____ SUPPLIED DATA
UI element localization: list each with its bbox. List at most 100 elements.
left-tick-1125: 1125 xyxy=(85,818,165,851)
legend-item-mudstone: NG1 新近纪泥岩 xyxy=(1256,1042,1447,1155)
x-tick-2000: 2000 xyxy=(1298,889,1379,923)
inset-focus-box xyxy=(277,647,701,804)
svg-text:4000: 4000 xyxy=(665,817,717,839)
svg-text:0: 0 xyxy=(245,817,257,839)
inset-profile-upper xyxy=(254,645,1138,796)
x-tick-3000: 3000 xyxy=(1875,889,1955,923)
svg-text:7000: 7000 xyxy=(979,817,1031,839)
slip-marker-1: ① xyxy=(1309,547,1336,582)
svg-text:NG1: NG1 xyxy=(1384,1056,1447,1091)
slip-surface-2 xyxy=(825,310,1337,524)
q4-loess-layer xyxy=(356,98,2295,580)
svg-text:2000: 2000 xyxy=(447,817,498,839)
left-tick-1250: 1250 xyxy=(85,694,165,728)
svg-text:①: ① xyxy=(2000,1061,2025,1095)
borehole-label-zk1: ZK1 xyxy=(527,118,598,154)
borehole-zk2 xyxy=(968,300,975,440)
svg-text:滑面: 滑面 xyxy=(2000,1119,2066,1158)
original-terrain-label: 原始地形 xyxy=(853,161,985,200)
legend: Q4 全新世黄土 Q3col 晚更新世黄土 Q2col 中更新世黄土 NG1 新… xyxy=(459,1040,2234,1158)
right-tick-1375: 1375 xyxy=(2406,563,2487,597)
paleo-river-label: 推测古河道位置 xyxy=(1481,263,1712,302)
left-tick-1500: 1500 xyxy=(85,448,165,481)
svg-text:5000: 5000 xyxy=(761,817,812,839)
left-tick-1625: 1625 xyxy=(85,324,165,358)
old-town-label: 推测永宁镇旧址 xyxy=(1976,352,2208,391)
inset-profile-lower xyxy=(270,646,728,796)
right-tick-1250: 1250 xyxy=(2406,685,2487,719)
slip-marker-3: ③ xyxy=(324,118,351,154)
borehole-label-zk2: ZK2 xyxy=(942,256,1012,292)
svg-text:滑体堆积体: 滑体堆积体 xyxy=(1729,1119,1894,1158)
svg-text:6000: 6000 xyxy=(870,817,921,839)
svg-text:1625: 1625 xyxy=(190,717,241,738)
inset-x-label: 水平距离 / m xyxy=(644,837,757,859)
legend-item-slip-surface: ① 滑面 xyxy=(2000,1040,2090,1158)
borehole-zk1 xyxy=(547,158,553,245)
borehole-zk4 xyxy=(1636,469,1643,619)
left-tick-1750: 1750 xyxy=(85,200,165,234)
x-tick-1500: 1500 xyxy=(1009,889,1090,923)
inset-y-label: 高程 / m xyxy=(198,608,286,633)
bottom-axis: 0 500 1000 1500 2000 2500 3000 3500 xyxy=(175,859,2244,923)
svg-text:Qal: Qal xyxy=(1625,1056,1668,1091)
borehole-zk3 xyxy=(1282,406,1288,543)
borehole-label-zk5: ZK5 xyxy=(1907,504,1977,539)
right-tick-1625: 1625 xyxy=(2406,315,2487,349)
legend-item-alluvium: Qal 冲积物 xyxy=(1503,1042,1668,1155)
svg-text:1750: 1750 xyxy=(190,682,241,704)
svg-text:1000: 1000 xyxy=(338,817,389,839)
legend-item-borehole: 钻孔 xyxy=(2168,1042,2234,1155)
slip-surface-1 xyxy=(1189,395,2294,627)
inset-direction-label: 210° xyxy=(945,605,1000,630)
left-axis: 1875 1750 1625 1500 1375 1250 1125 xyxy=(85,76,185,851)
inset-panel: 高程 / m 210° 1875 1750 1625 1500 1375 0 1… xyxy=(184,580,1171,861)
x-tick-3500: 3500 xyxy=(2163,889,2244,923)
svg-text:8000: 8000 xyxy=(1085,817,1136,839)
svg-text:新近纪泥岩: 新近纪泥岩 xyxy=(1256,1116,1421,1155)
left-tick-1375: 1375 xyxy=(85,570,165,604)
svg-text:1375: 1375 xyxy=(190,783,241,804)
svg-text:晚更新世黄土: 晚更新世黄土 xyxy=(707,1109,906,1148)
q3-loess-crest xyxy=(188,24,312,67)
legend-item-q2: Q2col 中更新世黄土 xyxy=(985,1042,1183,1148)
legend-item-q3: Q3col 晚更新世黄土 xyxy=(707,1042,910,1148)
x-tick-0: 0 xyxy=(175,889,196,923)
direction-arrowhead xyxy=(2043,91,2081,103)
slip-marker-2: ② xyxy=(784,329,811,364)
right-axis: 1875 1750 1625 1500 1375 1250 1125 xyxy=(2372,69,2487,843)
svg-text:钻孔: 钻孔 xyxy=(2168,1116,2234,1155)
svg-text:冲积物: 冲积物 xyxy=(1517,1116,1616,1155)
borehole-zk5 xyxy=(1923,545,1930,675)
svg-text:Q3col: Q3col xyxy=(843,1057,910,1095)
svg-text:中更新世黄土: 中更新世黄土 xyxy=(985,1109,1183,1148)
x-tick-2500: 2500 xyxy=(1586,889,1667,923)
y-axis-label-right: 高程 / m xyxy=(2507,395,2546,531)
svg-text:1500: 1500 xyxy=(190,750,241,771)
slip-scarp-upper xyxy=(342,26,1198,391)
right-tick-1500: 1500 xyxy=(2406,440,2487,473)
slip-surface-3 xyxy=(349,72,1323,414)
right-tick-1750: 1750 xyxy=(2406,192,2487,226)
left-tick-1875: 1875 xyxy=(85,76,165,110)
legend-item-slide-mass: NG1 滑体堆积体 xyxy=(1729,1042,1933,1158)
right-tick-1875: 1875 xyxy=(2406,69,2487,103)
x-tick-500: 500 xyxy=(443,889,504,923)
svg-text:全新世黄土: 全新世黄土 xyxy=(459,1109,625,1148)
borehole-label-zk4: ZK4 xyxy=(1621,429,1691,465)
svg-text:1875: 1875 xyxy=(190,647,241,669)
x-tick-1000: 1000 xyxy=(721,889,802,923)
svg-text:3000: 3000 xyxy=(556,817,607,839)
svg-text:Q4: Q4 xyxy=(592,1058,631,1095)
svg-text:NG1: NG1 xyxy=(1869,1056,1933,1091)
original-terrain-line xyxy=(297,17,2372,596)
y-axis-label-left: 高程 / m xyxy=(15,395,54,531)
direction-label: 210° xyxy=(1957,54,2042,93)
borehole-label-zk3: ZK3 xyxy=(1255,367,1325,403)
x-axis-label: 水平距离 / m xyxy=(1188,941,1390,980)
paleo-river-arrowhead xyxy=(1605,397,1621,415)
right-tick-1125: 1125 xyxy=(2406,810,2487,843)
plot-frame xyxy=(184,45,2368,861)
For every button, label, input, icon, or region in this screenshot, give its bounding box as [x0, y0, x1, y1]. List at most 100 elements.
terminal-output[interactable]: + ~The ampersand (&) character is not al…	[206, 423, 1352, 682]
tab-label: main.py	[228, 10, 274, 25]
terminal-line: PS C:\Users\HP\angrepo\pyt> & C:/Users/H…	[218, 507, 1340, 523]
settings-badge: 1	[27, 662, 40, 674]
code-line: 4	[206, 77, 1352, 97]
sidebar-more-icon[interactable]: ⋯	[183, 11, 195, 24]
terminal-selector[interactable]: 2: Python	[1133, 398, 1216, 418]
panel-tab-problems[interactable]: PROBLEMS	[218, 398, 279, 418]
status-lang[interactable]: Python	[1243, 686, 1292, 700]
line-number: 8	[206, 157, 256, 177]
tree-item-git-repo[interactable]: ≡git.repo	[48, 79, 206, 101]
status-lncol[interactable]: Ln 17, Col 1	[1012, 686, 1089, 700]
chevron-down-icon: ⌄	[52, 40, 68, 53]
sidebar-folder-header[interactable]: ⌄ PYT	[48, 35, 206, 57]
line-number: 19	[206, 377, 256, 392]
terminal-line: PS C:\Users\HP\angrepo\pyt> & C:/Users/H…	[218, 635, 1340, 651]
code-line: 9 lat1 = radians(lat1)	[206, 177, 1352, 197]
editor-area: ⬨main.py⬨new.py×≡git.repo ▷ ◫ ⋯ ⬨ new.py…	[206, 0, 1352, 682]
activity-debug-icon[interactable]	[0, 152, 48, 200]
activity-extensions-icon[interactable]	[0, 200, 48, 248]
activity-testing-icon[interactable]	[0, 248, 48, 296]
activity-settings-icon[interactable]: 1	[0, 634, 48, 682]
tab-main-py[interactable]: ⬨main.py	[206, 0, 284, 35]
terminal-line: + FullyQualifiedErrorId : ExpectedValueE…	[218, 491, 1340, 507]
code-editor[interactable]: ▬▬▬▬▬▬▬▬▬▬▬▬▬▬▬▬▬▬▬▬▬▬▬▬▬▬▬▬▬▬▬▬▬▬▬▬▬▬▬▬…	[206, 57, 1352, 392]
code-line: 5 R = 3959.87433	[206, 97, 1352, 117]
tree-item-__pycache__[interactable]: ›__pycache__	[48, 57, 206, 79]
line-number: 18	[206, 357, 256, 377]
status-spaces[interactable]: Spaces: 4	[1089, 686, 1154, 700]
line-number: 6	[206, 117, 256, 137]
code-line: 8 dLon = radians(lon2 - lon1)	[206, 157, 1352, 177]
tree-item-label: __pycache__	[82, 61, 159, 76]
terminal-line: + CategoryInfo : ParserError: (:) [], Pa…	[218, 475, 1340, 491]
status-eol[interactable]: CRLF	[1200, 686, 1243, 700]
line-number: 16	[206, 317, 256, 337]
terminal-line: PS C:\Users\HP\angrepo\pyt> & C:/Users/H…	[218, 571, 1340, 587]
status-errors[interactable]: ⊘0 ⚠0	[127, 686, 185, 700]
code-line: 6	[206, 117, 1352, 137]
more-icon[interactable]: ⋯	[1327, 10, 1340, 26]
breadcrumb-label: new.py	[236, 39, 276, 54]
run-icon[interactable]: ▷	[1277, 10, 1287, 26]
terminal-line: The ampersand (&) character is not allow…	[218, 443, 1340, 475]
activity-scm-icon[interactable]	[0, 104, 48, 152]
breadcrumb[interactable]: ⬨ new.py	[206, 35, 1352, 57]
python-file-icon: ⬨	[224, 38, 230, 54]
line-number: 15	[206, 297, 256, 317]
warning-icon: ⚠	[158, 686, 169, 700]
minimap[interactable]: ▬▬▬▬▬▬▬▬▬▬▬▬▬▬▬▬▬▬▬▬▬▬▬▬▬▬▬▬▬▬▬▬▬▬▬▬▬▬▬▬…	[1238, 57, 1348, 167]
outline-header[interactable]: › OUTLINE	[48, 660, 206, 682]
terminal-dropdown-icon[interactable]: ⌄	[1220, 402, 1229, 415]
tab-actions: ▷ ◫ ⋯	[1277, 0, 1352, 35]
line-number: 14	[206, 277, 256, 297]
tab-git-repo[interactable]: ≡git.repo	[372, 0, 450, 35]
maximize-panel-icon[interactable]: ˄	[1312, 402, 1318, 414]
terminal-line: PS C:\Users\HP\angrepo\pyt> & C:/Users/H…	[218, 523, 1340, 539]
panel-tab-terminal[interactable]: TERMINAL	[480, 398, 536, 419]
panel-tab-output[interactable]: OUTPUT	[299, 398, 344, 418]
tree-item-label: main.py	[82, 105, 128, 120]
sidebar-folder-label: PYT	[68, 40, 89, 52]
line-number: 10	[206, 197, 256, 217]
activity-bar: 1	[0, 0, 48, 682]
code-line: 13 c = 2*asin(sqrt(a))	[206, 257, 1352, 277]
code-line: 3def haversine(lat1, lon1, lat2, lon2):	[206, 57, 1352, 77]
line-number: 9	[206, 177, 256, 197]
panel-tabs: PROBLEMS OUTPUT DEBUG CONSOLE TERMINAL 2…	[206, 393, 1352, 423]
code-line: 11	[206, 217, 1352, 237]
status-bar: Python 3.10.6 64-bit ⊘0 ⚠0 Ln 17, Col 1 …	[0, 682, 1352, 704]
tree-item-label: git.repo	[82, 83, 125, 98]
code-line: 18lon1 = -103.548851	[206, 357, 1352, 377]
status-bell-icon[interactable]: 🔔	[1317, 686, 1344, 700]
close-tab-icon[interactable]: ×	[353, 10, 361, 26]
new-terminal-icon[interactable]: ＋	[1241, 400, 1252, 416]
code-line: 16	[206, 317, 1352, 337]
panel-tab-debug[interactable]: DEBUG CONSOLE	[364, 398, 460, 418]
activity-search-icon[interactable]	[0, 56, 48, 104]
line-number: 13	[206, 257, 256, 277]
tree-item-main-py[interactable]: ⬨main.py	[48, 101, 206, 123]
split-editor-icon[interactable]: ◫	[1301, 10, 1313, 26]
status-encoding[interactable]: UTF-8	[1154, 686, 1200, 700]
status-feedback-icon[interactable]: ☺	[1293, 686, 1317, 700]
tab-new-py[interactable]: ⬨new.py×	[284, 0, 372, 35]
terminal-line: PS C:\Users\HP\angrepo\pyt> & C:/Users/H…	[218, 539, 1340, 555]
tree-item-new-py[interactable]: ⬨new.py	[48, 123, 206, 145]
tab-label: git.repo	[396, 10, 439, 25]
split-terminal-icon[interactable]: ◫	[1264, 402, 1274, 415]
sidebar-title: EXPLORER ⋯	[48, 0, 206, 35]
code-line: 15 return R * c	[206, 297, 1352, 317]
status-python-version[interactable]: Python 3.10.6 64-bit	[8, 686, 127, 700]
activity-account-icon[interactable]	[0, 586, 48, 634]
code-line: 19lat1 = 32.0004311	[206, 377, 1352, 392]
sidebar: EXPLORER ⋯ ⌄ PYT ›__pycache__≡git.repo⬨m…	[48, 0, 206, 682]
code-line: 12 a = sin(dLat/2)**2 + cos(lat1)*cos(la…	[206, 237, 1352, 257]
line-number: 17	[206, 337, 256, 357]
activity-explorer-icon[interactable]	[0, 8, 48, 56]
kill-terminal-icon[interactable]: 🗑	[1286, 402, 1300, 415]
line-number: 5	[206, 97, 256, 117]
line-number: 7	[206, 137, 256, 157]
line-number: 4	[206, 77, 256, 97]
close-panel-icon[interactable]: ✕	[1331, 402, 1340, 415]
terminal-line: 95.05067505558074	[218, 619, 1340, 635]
________
Rewrite the rows starting at the first row and ending at the row that contains "left-tick-1625: 1625 xyxy=(85,324,165,358)", replacing every "svg-text" with "label-text" and leaving everything else unchanged.

UI element localization: list each with its bbox. List at most 100 elements.
left-tick-1125: 1125 xyxy=(85,818,165,851)
legend-item-mudstone: NG1 新近纪泥岩 xyxy=(1256,1042,1447,1155)
x-tick-2000: 2000 xyxy=(1298,889,1379,923)
inset-focus-box xyxy=(277,647,701,804)
label-text:4000: 4000 xyxy=(665,817,717,839)
label-text:0: 0 xyxy=(245,817,257,839)
inset-profile-upper xyxy=(254,645,1138,796)
x-tick-3000: 3000 xyxy=(1875,889,1955,923)
label-text:7000: 7000 xyxy=(979,817,1031,839)
slip-marker-1: ① xyxy=(1309,547,1336,582)
label-text:NG1: NG1 xyxy=(1384,1056,1447,1091)
slip-surface-2 xyxy=(825,310,1337,524)
q4-loess-layer xyxy=(356,98,2295,580)
label-text:2000: 2000 xyxy=(447,817,498,839)
left-tick-1250: 1250 xyxy=(85,694,165,728)
label-text:①: ① xyxy=(2000,1061,2025,1095)
borehole-label-zk1: ZK1 xyxy=(527,118,598,154)
borehole-zk2 xyxy=(968,300,975,440)
label-text:滑面: 滑面 xyxy=(2000,1119,2066,1158)
original-terrain-label: 原始地形 xyxy=(853,161,985,200)
legend: Q4 全新世黄土 Q3col 晚更新世黄土 Q2col 中更新世黄土 NG1 新… xyxy=(459,1040,2234,1158)
right-tick-1375: 1375 xyxy=(2406,563,2487,597)
paleo-river-label: 推测古河道位置 xyxy=(1481,263,1712,302)
left-tick-1500: 1500 xyxy=(85,448,165,481)
label-text:5000: 5000 xyxy=(761,817,812,839)
left-tick-1625: 1625 xyxy=(85,324,165,358)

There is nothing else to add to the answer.